───── Entries supplied

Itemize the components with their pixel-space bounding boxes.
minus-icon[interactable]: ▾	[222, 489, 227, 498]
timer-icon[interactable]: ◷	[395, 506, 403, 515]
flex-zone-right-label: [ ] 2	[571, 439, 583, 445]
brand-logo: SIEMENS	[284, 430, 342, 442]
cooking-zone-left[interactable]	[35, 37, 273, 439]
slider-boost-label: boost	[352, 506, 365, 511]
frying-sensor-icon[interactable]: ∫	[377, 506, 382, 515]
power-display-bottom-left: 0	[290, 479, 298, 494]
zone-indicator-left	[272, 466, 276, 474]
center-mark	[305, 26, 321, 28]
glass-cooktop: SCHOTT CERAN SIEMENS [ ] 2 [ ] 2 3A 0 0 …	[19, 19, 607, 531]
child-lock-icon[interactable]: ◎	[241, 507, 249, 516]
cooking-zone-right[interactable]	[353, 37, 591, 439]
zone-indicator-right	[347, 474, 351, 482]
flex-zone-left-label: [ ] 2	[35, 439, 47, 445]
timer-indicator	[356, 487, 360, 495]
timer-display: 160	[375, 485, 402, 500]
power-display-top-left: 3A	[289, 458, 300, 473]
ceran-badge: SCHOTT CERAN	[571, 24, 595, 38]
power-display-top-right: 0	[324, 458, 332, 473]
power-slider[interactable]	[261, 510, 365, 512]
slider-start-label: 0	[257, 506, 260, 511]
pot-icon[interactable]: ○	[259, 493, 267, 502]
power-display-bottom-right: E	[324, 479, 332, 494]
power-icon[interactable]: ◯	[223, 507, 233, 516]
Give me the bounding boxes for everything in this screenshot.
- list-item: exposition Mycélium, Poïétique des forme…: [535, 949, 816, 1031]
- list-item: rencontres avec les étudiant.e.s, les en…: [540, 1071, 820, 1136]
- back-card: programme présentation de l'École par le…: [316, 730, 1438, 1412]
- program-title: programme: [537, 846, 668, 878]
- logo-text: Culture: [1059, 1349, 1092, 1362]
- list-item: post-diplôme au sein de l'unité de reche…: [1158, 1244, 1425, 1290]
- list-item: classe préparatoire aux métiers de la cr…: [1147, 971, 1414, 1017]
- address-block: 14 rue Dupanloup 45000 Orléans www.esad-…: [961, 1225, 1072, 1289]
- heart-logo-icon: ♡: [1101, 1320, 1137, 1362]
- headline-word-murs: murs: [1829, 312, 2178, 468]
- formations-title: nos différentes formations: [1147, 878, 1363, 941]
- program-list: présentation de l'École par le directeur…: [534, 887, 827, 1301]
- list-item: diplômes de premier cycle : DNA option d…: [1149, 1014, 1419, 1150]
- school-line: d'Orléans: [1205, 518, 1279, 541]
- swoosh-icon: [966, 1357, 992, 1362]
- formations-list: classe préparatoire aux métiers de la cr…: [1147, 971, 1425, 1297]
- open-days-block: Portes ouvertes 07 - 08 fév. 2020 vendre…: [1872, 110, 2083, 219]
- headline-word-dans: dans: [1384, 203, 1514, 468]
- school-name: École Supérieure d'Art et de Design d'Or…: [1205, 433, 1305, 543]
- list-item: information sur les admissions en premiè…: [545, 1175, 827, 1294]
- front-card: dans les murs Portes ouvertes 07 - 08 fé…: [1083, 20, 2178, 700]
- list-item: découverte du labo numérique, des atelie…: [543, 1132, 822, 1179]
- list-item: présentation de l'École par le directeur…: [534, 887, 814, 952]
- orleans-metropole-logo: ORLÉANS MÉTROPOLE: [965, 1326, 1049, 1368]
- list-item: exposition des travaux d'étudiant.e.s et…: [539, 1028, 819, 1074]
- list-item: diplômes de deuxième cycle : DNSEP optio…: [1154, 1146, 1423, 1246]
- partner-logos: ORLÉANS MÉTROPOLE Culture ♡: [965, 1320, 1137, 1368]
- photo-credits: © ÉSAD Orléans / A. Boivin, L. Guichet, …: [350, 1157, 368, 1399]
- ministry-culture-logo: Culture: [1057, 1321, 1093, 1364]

──────────

Write out every line of the items above without changing anything.

Itemize the components with their pixel-space bounding boxes.
minus-icon[interactable]: ▾	[222, 489, 227, 498]
timer-icon[interactable]: ◷	[395, 506, 403, 515]
flex-zone-right-label: [ ] 2	[571, 439, 583, 445]
brand-logo: SIEMENS	[284, 430, 342, 442]
cooking-zone-left[interactable]	[35, 37, 273, 439]
slider-boost-label: boost	[352, 506, 365, 511]
frying-sensor-icon[interactable]: ∫	[377, 506, 382, 515]
power-display-bottom-left: 0	[290, 479, 298, 494]
zone-indicator-left	[272, 466, 276, 474]
center-mark	[305, 26, 321, 28]
glass-cooktop: SCHOTT CERAN SIEMENS [ ] 2 [ ] 2 3A 0 0 …	[19, 19, 607, 531]
child-lock-icon[interactable]: ◎	[241, 507, 249, 516]
cooking-zone-right[interactable]	[353, 37, 591, 439]
zone-indicator-right	[347, 474, 351, 482]
flex-zone-left-label: [ ] 2	[35, 439, 47, 445]
timer-indicator	[356, 487, 360, 495]
timer-display: 160	[375, 485, 402, 500]
power-display-top-left: 3A	[289, 458, 300, 473]
ceran-badge: SCHOTT CERAN	[571, 24, 595, 38]
power-display-top-right: 0	[324, 458, 332, 473]
power-slider[interactable]	[261, 510, 365, 512]
slider-start-label: 0	[257, 506, 260, 511]
pot-icon[interactable]: ○	[259, 493, 267, 502]
power-display-bottom-right: E	[324, 479, 332, 494]
power-icon[interactable]: ◯	[223, 507, 233, 516]
Give me the bounding boxes for everything in this screenshot.
- list-item: exposition Mycélium, Poïétique des forme…: [535, 949, 816, 1031]
- list-item: rencontres avec les étudiant.e.s, les en…: [540, 1071, 820, 1136]
- back-card: programme présentation de l'École par le…: [316, 730, 1438, 1412]
- program-title: programme: [537, 846, 668, 878]
- logo-text: Culture: [1059, 1349, 1092, 1362]
- list-item: post-diplôme au sein de l'unité de reche…: [1158, 1244, 1425, 1290]
- list-item: classe préparatoire aux métiers de la cr…: [1147, 971, 1414, 1017]
- address-block: 14 rue Dupanloup 45000 Orléans www.esad-…: [961, 1225, 1072, 1289]
- heart-logo-icon: ♡: [1101, 1320, 1137, 1362]
- headline-word-murs: murs: [1829, 312, 2178, 468]
- formations-title: nos différentes formations: [1147, 878, 1363, 941]
- program-list: présentation de l'École par le directeur…: [534, 887, 827, 1301]
- list-item: diplômes de premier cycle : DNA option d…: [1149, 1014, 1419, 1150]
- school-line: d'Orléans: [1205, 518, 1279, 541]
- swoosh-icon: [966, 1357, 992, 1362]
- formations-list: classe préparatoire aux métiers de la cr…: [1147, 971, 1425, 1297]
- open-days-block: Portes ouvertes 07 - 08 fév. 2020 vendre…: [1872, 110, 2083, 219]
- headline-word-dans: dans: [1384, 203, 1514, 468]
- school-name: École Supérieure d'Art et de Design d'Or…: [1205, 433, 1305, 543]
- list-item: information sur les admissions en premiè…: [545, 1175, 827, 1294]
- front-card: dans les murs Portes ouvertes 07 - 08 fé…: [1083, 20, 2178, 700]
- list-item: découverte du labo numérique, des atelie…: [543, 1132, 822, 1179]
- list-item: présentation de l'École par le directeur…: [534, 887, 814, 952]
- orleans-metropole-logo: ORLÉANS MÉTROPOLE: [965, 1326, 1049, 1368]
- list-item: exposition des travaux d'étudiant.e.s et…: [539, 1028, 819, 1074]
- list-item: diplômes de deuxième cycle : DNSEP optio…: [1154, 1146, 1423, 1246]
- partner-logos: ORLÉANS MÉTROPOLE Culture ♡: [965, 1320, 1137, 1368]
- photo-credits: © ÉSAD Orléans / A. Boivin, L. Guichet, …: [350, 1157, 368, 1399]
- ministry-culture-logo: Culture: [1057, 1321, 1093, 1364]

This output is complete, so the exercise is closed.